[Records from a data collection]
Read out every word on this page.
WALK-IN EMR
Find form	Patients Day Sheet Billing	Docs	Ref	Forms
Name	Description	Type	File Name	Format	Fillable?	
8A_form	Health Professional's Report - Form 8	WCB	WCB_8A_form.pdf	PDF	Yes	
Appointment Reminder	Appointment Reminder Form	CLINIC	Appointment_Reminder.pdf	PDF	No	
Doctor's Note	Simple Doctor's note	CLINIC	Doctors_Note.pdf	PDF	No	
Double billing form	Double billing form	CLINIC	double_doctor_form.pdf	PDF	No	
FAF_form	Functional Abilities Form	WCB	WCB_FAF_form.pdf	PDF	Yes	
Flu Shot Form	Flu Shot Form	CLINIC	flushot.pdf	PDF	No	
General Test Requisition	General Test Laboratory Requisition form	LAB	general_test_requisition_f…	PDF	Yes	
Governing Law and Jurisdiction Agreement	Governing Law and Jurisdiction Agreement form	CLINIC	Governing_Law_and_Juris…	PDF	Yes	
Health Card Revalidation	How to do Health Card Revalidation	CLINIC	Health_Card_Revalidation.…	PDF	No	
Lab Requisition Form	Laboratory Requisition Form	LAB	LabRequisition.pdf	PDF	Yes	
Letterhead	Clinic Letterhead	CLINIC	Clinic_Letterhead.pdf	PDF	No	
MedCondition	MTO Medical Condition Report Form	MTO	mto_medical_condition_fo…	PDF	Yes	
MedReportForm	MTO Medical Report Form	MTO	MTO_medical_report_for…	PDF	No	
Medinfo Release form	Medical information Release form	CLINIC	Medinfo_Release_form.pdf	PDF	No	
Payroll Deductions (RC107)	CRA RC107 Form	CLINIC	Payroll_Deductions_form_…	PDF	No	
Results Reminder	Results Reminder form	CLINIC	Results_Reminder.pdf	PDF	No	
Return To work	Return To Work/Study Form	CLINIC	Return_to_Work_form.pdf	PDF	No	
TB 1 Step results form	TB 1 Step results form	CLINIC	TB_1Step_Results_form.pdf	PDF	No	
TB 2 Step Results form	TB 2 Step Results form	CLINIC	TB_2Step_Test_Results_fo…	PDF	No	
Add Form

● **What is being asked**
Each entry above is to be copied out exactly.

● **Task answer**
Read out every word on this page.
WALK-IN EMR
Find form	Patients Day Sheet Billing	Docs	Ref	Forms
Name	Description	Type	File Name	Format	Fillable?	
8A_form	Health Professional's Report - Form 8	WCB	WCB_8A_form.pdf	PDF	Yes	
Appointment Reminder	Appointment Reminder Form	CLINIC	Appointment_Reminder.pdf	PDF	No	
Doctor's Note	Simple Doctor's note	CLINIC	Doctors_Note.pdf	PDF	No	
Double billing form	Double billing form	CLINIC	double_doctor_form.pdf	PDF	No	
FAF_form	Functional Abilities Form	WCB	WCB_FAF_form.pdf	PDF	Yes	
Flu Shot Form	Flu Shot Form	CLINIC	flushot.pdf	PDF	No	
General Test Requisition	General Test Laboratory Requisition form	LAB	general_test_requisition_f…	PDF	Yes	
Governing Law and Jurisdiction Agreement	Governing Law and Jurisdiction Agreement form	CLINIC	Governing_Law_and_Juris…	PDF	Yes	
Health Card Revalidation	How to do Health Card Revalidation	CLINIC	Health_Card_Revalidation.…	PDF	No	
Lab Requisition Form	Laboratory Requisition Form	LAB	LabRequisition.pdf	PDF	Yes	
Letterhead	Clinic Letterhead	CLINIC	Clinic_Letterhead.pdf	PDF	No	
MedCondition	MTO Medical Condition Report Form	MTO	mto_medical_condition_fo…	PDF	Yes	
MedReportForm	MTO Medical Report Form	MTO	MTO_medical_report_for…	PDF	No	
Medinfo Release form	Medical information Release form	CLINIC	Medinfo_Release_form.pdf	PDF	No	
Payroll Deductions (RC107)	CRA RC107 Form	CLINIC	Payroll_Deductions_form_…	PDF	No	
Results Reminder	Results Reminder form	CLINIC	Results_Reminder.pdf	PDF	No	
Return To work	Return To Work/Study Form	CLINIC	Return_to_Work_form.pdf	PDF	No	
TB 1 Step results form	TB 1 Step results form	CLINIC	TB_1Step_Results_form.pdf	PDF	No	
TB 2 Step Results form	TB 2 Step Results form	CLINIC	TB_2Step_Test_Results_fo…	PDF	No	
Add Form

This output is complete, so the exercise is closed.